_EXERCISE TASK_:
Can you pull out each line of the data below that includes the word "title"?

_INPUT FOR THIS TASK_:
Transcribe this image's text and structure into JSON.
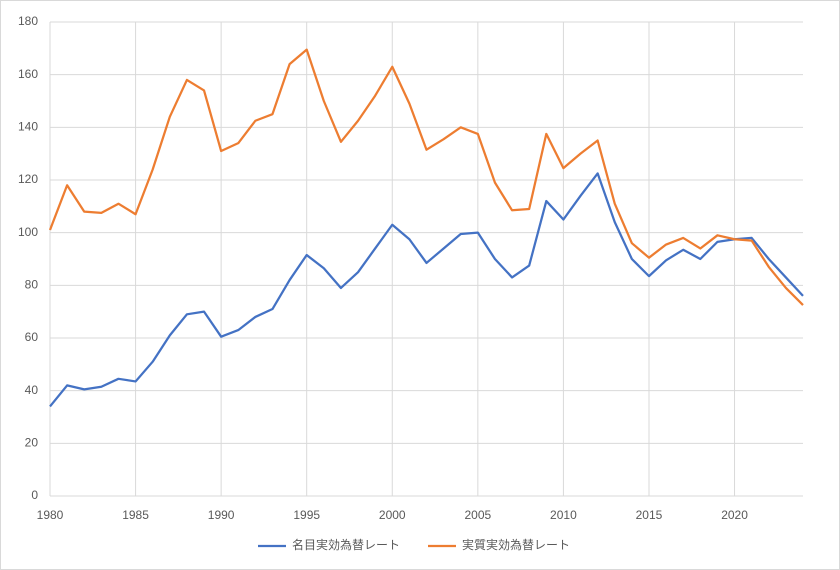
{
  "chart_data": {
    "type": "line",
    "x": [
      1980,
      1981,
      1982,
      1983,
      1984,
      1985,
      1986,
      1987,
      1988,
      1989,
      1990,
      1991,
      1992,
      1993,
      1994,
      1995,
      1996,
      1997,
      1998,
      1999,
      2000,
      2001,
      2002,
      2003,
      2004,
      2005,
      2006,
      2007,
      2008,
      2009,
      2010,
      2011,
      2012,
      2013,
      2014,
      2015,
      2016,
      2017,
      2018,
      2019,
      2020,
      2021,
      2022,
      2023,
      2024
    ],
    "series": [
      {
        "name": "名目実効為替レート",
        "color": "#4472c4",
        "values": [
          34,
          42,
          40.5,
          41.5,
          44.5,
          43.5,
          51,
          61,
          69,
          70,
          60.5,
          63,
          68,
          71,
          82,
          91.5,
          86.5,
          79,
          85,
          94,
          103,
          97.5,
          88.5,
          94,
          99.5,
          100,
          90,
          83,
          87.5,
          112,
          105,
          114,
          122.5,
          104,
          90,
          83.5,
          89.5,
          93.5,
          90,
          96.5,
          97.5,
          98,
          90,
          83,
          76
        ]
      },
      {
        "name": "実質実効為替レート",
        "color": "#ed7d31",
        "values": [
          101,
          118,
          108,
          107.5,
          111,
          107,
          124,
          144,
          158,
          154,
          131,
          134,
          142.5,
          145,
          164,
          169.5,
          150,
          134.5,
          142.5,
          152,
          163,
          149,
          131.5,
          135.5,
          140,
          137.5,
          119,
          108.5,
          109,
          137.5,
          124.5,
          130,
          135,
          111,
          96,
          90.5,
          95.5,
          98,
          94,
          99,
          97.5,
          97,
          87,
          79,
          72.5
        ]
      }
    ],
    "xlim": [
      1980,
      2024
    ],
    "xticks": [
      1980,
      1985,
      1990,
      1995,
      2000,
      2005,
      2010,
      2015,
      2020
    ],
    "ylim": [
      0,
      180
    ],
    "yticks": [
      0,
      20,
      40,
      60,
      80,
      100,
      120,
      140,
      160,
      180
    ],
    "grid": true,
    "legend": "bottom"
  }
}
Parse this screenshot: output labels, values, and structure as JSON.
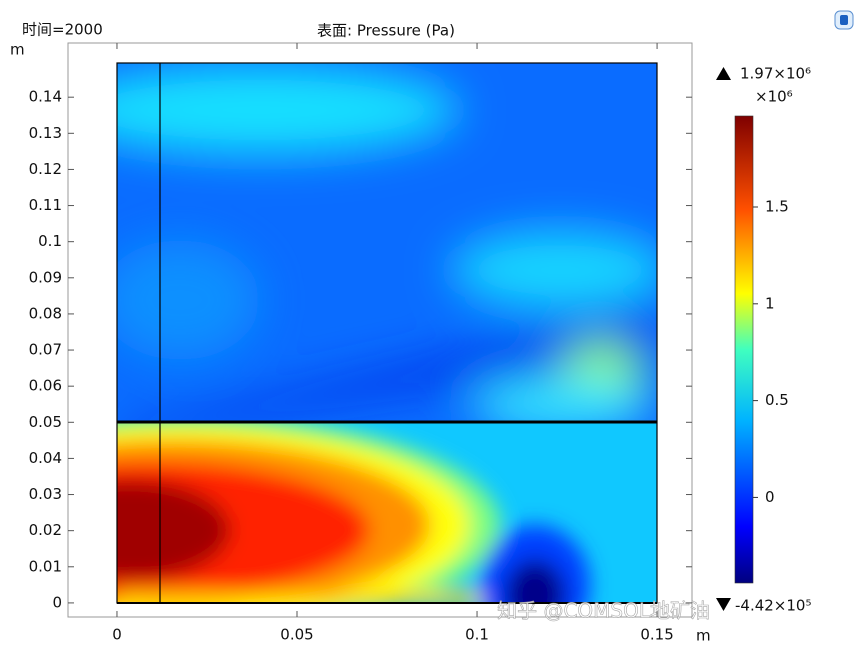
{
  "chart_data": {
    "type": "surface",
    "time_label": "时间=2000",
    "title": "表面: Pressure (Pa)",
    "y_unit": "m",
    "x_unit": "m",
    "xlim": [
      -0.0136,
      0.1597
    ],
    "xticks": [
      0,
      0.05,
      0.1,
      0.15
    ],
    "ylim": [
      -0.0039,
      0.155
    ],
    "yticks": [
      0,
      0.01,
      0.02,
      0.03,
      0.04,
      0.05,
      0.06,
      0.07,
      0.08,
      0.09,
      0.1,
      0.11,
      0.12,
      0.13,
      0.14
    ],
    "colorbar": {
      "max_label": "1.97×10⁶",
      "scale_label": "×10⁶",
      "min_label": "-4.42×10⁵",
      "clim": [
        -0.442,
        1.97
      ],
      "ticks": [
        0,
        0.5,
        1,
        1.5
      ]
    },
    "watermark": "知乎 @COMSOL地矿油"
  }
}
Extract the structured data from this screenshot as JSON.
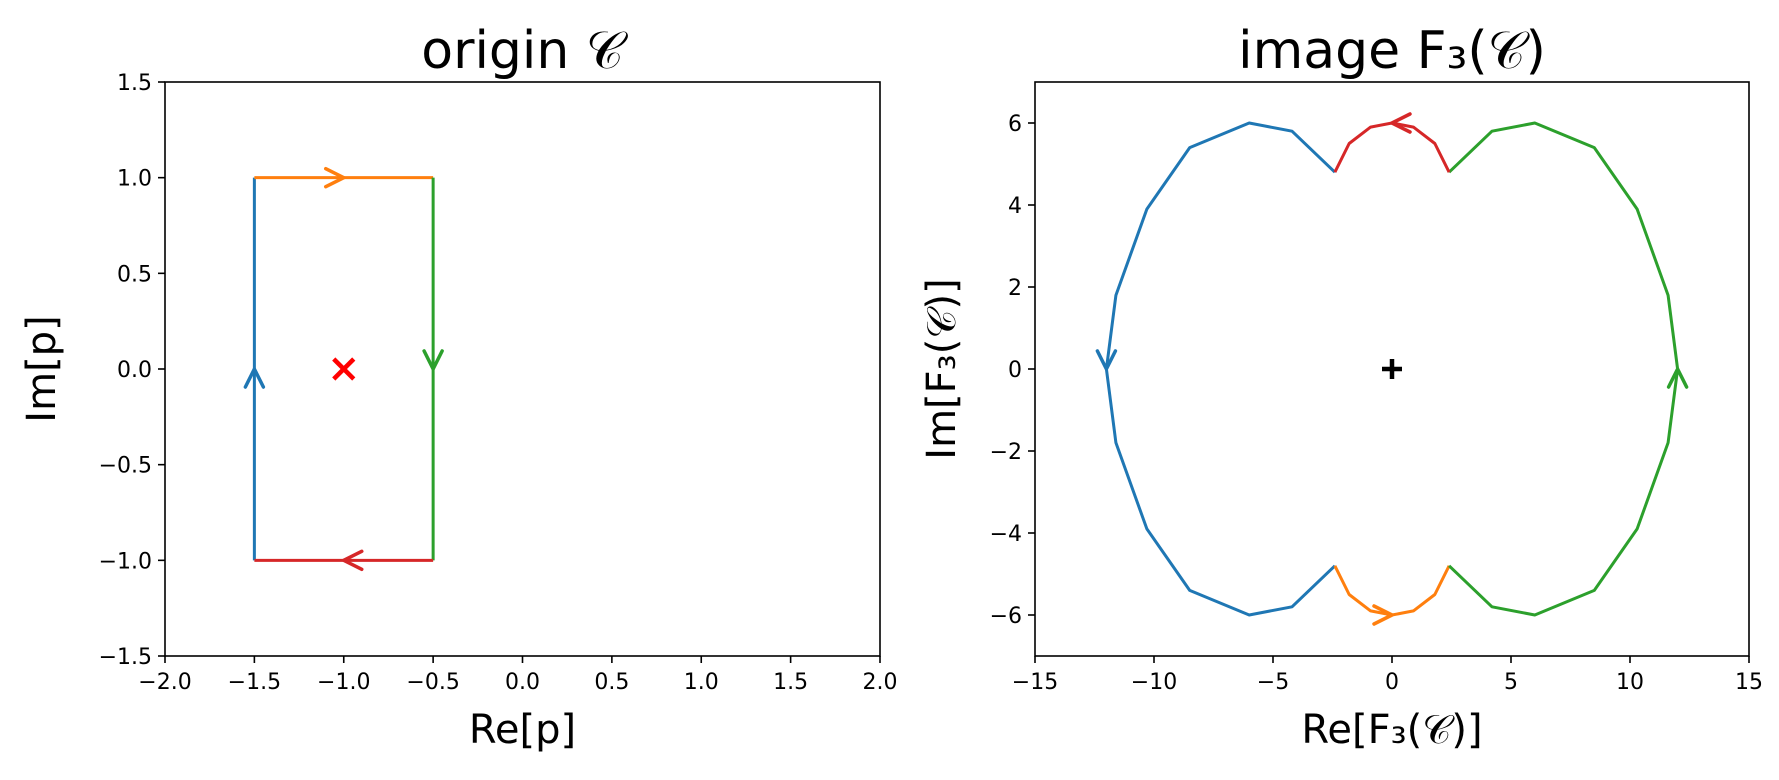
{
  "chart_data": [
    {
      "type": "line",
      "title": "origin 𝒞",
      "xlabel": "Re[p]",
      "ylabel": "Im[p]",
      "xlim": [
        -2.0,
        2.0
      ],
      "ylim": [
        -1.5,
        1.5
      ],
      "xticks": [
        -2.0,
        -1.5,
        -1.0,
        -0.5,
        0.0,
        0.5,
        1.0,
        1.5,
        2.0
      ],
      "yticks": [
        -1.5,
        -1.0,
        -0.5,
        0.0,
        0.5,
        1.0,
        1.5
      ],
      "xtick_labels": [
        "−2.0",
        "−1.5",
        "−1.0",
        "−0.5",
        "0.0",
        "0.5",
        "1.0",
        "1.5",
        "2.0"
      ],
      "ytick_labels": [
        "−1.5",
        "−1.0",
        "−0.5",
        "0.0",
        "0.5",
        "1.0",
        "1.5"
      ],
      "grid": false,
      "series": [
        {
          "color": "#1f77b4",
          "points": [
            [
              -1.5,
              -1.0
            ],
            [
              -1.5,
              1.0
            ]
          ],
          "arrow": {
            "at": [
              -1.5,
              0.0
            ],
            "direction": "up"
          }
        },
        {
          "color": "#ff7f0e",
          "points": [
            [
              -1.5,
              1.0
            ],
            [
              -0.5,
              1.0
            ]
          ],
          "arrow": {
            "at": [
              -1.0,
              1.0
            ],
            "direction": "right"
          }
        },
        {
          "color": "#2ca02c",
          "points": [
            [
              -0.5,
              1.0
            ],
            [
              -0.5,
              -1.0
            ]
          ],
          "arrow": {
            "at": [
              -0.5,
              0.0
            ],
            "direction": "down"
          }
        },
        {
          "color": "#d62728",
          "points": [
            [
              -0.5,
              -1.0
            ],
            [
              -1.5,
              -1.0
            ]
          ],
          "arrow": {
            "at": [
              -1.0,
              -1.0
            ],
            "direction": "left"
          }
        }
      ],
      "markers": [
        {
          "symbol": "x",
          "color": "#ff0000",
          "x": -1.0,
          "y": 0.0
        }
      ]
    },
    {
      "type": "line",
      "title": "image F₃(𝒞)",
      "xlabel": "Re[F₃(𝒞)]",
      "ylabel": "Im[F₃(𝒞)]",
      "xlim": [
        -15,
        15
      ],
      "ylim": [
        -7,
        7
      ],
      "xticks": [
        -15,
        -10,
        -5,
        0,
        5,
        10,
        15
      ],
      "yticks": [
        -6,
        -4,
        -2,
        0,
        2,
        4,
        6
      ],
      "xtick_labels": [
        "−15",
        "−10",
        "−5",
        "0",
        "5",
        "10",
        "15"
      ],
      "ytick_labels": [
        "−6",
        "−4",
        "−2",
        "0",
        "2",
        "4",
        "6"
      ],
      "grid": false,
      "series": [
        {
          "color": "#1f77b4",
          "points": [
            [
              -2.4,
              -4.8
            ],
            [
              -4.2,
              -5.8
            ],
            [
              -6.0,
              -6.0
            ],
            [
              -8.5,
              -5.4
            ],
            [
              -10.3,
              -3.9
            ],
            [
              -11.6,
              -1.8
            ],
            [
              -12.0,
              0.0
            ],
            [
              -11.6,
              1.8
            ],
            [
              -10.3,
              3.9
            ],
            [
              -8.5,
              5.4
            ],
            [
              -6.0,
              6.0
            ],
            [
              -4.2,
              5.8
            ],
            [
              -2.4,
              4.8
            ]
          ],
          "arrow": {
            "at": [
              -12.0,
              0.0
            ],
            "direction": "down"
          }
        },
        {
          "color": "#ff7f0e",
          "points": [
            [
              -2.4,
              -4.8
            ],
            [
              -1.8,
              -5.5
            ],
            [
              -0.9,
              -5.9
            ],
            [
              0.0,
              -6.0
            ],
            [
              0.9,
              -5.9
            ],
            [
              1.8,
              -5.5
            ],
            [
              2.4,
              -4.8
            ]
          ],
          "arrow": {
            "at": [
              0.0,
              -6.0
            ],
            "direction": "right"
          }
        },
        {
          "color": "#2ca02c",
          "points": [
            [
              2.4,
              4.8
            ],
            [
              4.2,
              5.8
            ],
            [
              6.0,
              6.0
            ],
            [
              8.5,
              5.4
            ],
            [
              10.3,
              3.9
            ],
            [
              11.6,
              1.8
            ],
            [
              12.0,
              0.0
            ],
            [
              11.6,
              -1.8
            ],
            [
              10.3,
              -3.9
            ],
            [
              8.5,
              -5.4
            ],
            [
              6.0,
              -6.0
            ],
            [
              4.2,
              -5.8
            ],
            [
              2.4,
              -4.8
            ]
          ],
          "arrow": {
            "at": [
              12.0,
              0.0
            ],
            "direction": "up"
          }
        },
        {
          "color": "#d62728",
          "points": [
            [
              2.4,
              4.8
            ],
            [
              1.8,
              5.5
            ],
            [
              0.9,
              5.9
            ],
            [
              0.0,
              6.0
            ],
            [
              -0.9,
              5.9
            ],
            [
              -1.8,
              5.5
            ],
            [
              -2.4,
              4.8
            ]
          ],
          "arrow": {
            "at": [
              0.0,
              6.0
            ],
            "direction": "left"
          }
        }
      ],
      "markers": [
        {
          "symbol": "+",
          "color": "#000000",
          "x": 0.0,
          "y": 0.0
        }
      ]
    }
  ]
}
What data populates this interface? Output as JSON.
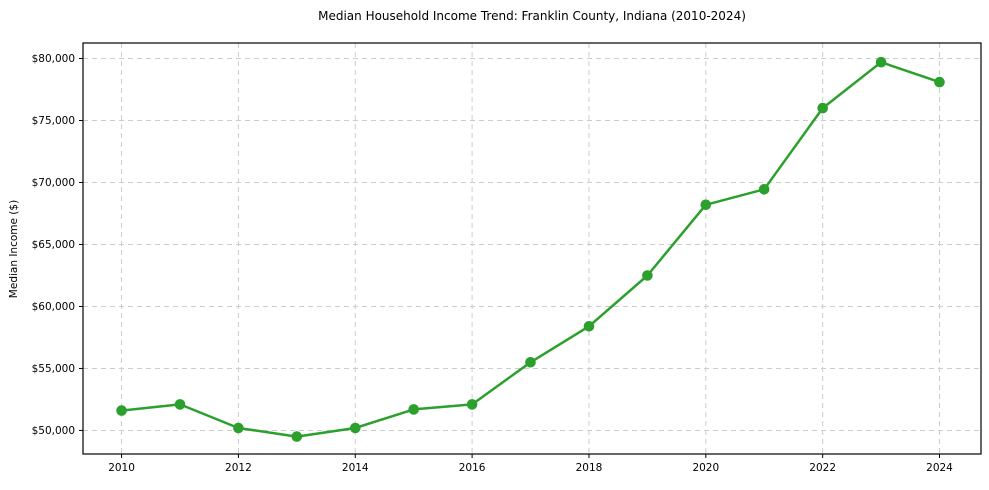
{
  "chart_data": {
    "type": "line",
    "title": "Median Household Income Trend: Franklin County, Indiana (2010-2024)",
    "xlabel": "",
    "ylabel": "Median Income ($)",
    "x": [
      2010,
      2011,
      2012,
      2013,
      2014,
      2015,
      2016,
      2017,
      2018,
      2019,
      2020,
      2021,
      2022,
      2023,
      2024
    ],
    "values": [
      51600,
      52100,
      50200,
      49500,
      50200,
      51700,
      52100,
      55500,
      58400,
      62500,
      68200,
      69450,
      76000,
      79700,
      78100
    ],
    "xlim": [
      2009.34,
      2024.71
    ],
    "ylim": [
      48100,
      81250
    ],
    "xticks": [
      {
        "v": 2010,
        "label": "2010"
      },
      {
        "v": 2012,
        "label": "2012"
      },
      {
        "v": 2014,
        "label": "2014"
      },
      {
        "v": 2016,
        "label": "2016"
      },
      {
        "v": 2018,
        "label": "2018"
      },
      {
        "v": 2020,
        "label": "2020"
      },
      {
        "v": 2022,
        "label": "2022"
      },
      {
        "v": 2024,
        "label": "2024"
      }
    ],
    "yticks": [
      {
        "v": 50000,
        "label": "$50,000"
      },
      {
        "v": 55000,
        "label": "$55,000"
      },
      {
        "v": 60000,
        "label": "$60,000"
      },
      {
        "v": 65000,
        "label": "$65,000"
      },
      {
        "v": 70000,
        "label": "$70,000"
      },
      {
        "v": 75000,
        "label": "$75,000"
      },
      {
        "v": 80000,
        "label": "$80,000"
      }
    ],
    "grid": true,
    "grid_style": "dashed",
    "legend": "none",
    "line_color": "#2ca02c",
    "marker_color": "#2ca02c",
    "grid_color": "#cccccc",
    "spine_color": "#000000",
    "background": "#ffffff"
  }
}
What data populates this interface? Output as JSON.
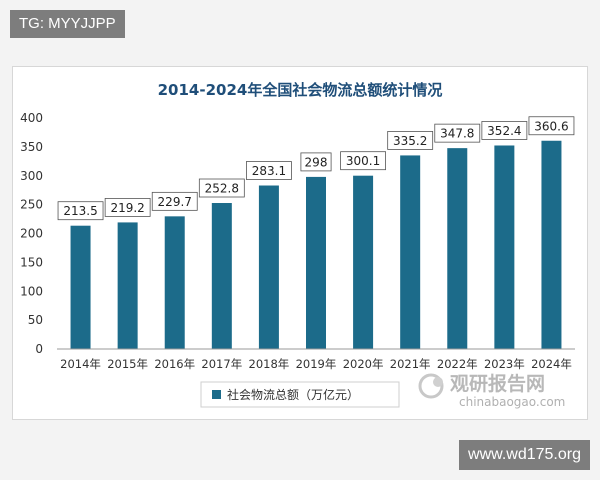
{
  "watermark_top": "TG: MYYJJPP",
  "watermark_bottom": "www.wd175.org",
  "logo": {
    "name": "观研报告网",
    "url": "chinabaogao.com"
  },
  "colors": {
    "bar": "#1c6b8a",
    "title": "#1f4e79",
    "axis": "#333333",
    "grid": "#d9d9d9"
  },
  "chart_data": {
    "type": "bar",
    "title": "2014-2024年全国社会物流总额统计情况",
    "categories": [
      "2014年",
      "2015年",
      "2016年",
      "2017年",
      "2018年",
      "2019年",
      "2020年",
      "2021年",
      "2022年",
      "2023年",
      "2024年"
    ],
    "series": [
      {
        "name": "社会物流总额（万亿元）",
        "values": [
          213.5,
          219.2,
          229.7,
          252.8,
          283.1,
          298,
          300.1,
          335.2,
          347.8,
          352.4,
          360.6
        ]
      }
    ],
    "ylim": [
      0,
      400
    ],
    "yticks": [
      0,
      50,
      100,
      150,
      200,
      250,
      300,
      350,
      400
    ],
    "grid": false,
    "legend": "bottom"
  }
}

_RESULT OF THIS TASK_:
    "title": "表面: Pressure (Pa)",
      "title": "origin 𝒞",
      "title": "image F₃(𝒞)",
    "title": "Median Household Income Trend: Franklin County, Indiana (2010-2024)",
    "title": "#1f4e79",
    "title": "2014-2024年全国社会物流总额统计情况",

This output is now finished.